— begin —
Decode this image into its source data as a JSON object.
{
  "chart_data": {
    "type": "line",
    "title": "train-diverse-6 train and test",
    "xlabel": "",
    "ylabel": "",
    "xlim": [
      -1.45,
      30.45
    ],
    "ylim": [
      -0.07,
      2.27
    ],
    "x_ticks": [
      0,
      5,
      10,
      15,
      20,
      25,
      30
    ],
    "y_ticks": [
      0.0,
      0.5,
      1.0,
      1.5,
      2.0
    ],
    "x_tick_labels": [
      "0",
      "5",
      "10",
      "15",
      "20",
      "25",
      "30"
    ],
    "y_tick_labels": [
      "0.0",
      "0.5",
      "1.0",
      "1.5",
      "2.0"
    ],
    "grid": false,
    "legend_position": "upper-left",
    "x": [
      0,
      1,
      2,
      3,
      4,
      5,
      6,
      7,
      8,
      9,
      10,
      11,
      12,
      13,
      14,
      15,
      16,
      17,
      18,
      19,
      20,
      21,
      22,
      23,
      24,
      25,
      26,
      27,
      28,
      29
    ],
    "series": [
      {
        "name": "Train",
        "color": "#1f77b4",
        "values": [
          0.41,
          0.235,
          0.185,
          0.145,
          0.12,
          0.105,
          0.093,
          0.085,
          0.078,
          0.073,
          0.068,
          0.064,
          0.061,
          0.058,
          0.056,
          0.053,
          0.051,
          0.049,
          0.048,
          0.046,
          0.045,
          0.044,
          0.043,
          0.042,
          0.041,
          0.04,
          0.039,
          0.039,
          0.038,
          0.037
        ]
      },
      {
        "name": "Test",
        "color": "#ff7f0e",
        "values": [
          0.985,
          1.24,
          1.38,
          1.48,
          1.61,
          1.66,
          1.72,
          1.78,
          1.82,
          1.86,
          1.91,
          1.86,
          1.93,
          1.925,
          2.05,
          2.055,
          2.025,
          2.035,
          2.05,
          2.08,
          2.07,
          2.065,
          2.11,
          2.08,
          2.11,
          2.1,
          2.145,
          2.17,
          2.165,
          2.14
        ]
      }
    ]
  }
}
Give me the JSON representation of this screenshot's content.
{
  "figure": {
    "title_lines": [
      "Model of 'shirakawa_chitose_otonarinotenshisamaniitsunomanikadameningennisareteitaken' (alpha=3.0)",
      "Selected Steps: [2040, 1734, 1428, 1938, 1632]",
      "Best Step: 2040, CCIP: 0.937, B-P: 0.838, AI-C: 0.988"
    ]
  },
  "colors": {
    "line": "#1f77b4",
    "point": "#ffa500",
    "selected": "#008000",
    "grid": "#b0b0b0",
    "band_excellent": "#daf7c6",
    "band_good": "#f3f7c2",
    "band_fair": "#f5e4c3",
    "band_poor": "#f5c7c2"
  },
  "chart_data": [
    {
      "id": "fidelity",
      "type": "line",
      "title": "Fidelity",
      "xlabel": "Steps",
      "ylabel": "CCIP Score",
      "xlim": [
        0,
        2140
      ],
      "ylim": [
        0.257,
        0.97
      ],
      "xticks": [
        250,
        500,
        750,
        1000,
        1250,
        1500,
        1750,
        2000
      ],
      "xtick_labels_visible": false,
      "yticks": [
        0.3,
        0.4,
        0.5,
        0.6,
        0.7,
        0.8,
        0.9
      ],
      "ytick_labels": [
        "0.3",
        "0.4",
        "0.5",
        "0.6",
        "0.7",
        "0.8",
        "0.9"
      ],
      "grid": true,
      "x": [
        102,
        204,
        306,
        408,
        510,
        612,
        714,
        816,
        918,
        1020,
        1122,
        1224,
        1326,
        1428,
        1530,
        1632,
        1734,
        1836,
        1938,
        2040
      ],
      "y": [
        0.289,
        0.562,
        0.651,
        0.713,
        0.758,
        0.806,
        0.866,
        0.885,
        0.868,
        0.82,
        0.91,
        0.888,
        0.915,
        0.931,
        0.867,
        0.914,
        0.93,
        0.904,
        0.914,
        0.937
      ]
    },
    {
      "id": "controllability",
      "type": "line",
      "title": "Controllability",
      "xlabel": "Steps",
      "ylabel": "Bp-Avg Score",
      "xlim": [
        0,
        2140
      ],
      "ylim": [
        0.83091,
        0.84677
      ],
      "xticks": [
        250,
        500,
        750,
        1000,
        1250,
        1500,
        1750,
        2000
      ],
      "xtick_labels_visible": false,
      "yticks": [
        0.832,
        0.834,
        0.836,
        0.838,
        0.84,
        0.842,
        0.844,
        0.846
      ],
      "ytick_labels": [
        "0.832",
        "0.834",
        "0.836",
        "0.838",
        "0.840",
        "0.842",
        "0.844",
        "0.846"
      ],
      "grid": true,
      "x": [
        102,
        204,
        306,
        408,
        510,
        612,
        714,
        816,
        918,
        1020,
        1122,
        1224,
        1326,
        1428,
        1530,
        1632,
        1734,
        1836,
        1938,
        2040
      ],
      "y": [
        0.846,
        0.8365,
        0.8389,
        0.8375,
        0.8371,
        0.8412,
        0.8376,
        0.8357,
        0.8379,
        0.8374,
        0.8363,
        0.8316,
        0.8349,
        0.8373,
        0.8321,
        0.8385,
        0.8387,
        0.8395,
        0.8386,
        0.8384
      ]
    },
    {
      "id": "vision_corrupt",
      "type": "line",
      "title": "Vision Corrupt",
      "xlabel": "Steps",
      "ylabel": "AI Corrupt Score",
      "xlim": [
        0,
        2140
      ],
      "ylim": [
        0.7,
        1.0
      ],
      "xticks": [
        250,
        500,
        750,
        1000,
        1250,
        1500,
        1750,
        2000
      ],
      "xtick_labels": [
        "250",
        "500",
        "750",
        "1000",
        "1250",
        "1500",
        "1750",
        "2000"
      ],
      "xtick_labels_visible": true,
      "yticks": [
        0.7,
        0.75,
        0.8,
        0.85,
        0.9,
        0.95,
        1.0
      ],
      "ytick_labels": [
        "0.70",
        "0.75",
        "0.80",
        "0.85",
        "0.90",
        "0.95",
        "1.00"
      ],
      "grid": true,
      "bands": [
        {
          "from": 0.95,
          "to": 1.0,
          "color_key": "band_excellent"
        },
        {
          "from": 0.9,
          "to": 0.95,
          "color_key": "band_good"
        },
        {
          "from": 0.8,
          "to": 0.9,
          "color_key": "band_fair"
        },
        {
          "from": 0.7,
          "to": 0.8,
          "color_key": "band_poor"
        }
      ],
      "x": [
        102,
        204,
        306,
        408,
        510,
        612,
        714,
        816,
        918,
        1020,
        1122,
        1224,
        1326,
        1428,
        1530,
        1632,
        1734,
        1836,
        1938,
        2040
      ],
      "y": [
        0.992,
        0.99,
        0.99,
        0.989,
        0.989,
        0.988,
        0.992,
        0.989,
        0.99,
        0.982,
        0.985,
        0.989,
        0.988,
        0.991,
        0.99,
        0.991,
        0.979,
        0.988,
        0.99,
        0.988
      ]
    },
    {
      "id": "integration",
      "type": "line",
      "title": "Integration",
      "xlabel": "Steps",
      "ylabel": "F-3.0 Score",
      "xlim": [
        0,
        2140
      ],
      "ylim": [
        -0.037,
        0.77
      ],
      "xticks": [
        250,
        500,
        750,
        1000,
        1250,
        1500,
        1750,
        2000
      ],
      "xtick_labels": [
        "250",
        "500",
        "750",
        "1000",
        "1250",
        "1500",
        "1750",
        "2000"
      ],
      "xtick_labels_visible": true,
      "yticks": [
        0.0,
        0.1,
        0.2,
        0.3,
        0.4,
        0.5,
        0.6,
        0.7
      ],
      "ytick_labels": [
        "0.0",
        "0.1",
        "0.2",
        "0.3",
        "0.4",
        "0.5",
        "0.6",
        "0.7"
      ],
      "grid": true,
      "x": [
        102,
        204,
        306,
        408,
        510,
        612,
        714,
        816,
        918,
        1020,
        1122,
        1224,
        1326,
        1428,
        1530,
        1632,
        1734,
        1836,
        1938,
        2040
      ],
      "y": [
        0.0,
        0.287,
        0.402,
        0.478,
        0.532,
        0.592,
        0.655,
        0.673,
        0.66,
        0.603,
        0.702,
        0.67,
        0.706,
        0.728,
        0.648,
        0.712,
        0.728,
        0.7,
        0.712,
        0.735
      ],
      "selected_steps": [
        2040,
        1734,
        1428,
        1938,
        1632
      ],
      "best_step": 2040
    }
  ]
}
— end —
Each line above that includes "Score" counts once; state the total and nothing more.

4